• [EXERCISE DIRECTIONS] Print every line from the start of the records through the line that contains "x-tick-label: JAN <box>448 609 475 627</box>", including that line. Copy each one character for character.

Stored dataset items

▼▼▼

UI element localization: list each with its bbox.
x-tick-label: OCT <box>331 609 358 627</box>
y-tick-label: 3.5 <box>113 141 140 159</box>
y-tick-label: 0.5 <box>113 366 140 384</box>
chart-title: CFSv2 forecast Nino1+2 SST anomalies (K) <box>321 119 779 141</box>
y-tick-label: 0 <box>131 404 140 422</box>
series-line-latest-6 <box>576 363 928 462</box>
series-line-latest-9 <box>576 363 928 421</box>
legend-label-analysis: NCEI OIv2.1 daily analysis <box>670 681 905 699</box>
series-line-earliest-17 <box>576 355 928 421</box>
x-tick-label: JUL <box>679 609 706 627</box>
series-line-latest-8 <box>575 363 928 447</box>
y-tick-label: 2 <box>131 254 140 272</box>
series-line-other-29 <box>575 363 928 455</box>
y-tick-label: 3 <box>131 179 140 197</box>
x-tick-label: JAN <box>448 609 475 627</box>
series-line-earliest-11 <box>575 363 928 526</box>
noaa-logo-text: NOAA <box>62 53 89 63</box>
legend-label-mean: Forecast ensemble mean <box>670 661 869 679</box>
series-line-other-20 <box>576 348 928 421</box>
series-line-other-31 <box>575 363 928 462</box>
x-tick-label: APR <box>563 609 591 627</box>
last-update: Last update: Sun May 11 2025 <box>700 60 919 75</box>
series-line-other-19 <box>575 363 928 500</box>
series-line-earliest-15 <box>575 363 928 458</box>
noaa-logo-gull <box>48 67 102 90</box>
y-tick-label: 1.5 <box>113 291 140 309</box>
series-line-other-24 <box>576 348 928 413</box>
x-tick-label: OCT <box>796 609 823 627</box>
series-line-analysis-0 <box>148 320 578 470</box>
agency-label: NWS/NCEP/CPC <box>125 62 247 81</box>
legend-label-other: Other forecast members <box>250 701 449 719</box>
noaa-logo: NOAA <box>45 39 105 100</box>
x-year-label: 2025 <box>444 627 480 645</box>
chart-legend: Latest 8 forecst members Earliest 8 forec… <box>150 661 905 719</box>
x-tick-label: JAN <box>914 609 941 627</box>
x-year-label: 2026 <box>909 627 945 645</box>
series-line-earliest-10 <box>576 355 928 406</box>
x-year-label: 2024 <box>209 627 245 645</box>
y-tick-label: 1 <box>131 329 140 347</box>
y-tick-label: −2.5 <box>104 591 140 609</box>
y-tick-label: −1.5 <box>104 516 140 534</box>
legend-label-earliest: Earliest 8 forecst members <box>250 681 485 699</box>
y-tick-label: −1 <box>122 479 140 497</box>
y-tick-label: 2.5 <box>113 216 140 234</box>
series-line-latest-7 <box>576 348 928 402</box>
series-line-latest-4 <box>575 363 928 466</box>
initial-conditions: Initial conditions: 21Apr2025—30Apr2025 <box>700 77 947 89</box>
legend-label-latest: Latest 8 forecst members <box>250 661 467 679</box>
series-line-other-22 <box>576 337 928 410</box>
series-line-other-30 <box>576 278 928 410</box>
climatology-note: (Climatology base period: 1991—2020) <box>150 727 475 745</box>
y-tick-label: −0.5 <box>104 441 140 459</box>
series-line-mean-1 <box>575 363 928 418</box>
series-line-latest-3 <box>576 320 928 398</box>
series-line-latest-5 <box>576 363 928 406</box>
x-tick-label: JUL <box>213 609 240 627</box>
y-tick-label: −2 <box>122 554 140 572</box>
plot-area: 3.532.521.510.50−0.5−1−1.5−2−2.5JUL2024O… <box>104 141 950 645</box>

▲▲▲

• [SOLUTION TO THE EXERCISE]
UI element localization: list each with its bbox.
x-tick-label: OCT <box>331 609 358 627</box>
y-tick-label: 3.5 <box>113 141 140 159</box>
y-tick-label: 0.5 <box>113 366 140 384</box>
chart-title: CFSv2 forecast Nino1+2 SST anomalies (K) <box>321 119 779 141</box>
y-tick-label: 0 <box>131 404 140 422</box>
series-line-latest-6 <box>576 363 928 462</box>
series-line-latest-9 <box>576 363 928 421</box>
legend-label-analysis: NCEI OIv2.1 daily analysis <box>670 681 905 699</box>
series-line-earliest-17 <box>576 355 928 421</box>
x-tick-label: JUL <box>679 609 706 627</box>
series-line-latest-8 <box>575 363 928 447</box>
y-tick-label: 2 <box>131 254 140 272</box>
series-line-other-29 <box>575 363 928 455</box>
y-tick-label: 3 <box>131 179 140 197</box>
x-tick-label: JAN <box>448 609 475 627</box>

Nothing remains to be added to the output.